Saved data entries
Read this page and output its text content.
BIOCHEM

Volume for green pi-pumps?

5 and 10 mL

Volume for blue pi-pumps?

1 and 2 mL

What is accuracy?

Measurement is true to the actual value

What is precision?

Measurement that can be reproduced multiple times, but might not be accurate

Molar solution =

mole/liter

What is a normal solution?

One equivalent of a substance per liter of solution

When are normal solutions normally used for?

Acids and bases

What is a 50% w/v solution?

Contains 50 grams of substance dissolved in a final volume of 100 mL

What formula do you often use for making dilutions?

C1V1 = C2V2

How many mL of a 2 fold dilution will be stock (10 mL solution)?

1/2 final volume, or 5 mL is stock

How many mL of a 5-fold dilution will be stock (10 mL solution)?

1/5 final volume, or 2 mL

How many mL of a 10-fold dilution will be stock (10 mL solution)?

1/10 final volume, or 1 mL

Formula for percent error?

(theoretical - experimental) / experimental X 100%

- [Task directions] Everything in the listing above should be restated exactly.

- [Task solution]
Read this page and output its text content.
BIOCHEM

Volume for green pi-pumps?

5 and 10 mL

Volume for blue pi-pumps?

1 and 2 mL

What is accuracy?

Measurement is true to the actual value

What is precision?

Measurement that can be reproduced multiple times, but might not be accurate

Molar solution =

mole/liter

What is a normal solution?

One equivalent of a substance per liter of solution

When are normal solutions normally used for?

Acids and bases

What is a 50% w/v solution?

Contains 50 grams of substance dissolved in a final volume of 100 mL

What formula do you often use for making dilutions?

C1V1 = C2V2

How many mL of a 2 fold dilution will be stock (10 mL solution)?

1/2 final volume, or 5 mL is stock

How many mL of a 5-fold dilution will be stock (10 mL solution)?

1/5 final volume, or 2 mL

How many mL of a 10-fold dilution will be stock (10 mL solution)?

1/10 final volume, or 1 mL

Formula for percent error?

(theoretical - experimental) / experimental X 100%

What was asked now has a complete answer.